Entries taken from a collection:
<<<<

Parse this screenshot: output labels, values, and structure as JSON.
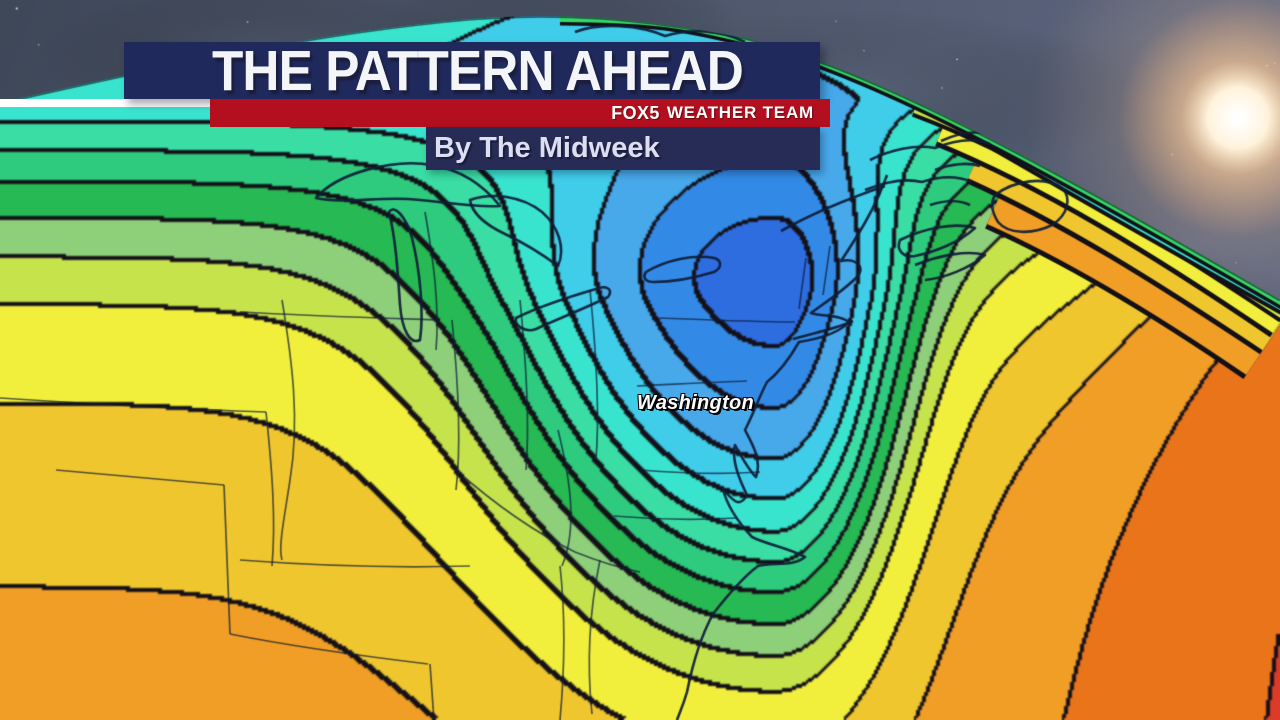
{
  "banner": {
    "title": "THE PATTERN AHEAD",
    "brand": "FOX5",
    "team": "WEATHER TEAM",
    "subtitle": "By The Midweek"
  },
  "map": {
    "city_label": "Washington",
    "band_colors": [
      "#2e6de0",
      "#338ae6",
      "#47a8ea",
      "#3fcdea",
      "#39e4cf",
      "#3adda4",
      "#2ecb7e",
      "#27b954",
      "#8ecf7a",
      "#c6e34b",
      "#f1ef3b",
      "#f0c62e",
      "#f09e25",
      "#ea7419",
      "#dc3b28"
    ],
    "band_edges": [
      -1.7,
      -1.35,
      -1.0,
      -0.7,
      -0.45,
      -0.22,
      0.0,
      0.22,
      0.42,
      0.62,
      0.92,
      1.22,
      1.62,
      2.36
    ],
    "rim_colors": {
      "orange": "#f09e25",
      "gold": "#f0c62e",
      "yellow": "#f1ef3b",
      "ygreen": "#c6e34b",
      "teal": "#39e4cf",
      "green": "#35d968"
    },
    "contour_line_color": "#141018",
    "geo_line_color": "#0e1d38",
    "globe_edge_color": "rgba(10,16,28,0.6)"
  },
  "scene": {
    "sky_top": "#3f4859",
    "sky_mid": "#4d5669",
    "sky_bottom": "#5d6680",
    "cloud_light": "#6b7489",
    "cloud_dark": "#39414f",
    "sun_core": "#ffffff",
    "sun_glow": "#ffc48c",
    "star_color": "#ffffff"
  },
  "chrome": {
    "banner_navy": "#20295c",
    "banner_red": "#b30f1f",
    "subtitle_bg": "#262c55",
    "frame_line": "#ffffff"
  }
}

>>>>

Write out all the records again, exactly, minus any pictures.

Parse this screenshot: output labels, values, and structure as JSON.
{
  "banner": {
    "title": "THE PATTERN AHEAD",
    "brand": "FOX5",
    "team": "WEATHER TEAM",
    "subtitle": "By The Midweek"
  },
  "map": {
    "city_label": "Washington",
    "band_colors": [
      "#2e6de0",
      "#338ae6",
      "#47a8ea",
      "#3fcdea",
      "#39e4cf",
      "#3adda4",
      "#2ecb7e",
      "#27b954",
      "#8ecf7a",
      "#c6e34b",
      "#f1ef3b",
      "#f0c62e",
      "#f09e25",
      "#ea7419",
      "#dc3b28"
    ],
    "band_edges": [
      -1.7,
      -1.35,
      -1.0,
      -0.7,
      -0.45,
      -0.22,
      0.0,
      0.22,
      0.42,
      0.62,
      0.92,
      1.22,
      1.62,
      2.36
    ],
    "rim_colors": {
      "orange": "#f09e25",
      "gold": "#f0c62e",
      "yellow": "#f1ef3b",
      "ygreen": "#c6e34b",
      "teal": "#39e4cf",
      "green": "#35d968"
    },
    "contour_line_color": "#141018",
    "geo_line_color": "#0e1d38",
    "globe_edge_color": "rgba(10,16,28,0.6)"
  },
  "scene": {
    "sky_top": "#3f4859",
    "sky_mid": "#4d5669",
    "sky_bottom": "#5d6680",
    "cloud_light": "#6b7489",
    "cloud_dark": "#39414f",
    "sun_core": "#ffffff",
    "sun_glow": "#ffc48c",
    "star_color": "#ffffff"
  },
  "chrome": {
    "banner_navy": "#20295c",
    "banner_red": "#b30f1f",
    "subtitle_bg": "#262c55",
    "frame_line": "#ffffff"
  }
}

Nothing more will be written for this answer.